Figure record extracts
⁂

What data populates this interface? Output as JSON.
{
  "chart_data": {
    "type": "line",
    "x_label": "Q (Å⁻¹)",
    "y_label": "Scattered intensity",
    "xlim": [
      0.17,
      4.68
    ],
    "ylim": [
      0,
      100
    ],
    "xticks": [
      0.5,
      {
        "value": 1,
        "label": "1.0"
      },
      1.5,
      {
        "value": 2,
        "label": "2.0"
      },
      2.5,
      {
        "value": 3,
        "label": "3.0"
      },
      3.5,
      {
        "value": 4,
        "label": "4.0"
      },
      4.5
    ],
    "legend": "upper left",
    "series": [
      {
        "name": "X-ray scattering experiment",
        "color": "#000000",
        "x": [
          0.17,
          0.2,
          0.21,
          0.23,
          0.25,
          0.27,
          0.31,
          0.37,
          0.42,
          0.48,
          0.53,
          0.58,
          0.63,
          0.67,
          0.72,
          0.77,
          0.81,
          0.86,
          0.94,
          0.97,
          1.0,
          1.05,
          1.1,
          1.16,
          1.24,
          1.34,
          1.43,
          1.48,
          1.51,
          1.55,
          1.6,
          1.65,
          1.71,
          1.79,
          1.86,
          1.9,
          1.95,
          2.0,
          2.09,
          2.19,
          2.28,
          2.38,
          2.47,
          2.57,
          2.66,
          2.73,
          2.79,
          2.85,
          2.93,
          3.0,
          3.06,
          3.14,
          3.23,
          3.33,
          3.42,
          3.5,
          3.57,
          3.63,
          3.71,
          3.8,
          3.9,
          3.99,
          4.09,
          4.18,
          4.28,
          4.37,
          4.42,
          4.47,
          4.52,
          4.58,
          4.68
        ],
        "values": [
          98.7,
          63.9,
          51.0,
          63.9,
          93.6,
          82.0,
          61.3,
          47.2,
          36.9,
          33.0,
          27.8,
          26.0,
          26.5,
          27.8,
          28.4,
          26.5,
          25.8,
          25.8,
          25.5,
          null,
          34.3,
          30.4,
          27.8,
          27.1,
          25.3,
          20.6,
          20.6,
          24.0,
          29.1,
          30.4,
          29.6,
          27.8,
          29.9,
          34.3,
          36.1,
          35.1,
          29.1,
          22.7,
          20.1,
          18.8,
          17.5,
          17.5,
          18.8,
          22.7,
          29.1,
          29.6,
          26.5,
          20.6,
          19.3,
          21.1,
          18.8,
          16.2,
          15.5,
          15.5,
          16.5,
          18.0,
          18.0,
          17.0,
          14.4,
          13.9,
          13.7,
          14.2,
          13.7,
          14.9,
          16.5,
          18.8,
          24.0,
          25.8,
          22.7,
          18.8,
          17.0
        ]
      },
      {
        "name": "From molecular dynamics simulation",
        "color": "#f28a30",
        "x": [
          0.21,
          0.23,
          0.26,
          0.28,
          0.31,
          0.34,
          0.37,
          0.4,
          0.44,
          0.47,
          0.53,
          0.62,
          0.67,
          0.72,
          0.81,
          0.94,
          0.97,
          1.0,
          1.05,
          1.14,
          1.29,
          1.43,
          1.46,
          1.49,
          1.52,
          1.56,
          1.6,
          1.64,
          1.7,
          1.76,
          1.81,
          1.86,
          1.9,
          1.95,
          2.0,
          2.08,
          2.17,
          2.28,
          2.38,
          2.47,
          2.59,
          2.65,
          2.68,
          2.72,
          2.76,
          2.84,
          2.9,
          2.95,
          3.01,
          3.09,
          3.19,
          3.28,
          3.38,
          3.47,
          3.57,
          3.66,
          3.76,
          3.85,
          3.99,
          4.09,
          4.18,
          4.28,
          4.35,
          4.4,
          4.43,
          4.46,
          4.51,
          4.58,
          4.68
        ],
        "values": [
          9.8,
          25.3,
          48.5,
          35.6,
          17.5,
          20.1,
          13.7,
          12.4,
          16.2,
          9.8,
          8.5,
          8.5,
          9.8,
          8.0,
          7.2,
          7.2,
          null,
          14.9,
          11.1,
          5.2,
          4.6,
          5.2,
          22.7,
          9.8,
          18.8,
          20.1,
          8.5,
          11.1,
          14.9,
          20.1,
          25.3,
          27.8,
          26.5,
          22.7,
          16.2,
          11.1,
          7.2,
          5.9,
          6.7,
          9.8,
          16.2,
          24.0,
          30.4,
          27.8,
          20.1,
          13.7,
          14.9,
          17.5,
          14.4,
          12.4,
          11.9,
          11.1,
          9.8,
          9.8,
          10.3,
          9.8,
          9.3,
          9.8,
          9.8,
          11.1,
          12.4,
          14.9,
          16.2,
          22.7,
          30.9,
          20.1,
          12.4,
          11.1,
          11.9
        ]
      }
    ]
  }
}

⁂

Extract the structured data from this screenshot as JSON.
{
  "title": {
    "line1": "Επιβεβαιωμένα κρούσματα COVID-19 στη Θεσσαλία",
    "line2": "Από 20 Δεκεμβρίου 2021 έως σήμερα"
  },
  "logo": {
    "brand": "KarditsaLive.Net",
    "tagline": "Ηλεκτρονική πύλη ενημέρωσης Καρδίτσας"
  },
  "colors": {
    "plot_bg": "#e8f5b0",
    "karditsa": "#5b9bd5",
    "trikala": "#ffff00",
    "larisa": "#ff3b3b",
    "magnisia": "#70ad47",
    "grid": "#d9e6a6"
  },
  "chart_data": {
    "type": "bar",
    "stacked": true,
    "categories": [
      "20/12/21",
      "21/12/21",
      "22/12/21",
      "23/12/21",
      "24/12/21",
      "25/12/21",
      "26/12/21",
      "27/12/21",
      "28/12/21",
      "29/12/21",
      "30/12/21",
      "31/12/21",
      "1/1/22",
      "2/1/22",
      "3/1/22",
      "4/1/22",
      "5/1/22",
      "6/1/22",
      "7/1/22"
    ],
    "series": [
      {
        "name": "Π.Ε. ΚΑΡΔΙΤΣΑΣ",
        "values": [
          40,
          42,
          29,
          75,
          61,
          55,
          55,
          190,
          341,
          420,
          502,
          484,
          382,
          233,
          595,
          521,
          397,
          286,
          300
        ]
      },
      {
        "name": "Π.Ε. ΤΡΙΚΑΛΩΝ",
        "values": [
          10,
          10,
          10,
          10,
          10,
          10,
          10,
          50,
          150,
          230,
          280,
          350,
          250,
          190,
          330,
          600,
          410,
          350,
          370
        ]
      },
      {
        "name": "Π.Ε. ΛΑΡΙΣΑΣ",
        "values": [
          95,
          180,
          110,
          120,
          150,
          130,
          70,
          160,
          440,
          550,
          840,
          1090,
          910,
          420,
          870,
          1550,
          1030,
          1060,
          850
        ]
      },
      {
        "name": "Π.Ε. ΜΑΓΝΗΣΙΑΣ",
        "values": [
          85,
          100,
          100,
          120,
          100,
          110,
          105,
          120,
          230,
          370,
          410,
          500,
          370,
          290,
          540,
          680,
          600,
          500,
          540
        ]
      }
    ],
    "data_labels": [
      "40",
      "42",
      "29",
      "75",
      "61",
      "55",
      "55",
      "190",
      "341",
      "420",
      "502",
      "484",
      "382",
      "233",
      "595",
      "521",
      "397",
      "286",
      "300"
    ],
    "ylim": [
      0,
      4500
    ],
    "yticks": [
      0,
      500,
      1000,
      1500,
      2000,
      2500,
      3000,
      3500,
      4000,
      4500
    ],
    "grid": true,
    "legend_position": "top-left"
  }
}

⁂

* [PROBLEM TO SOLVE]: Pull out each line of the listing that holds the string "this".

* [EXERCISE OUTPUT]:
What data populates this interface? Output as JSON.
Extract the structured data from this screenshot as JSON.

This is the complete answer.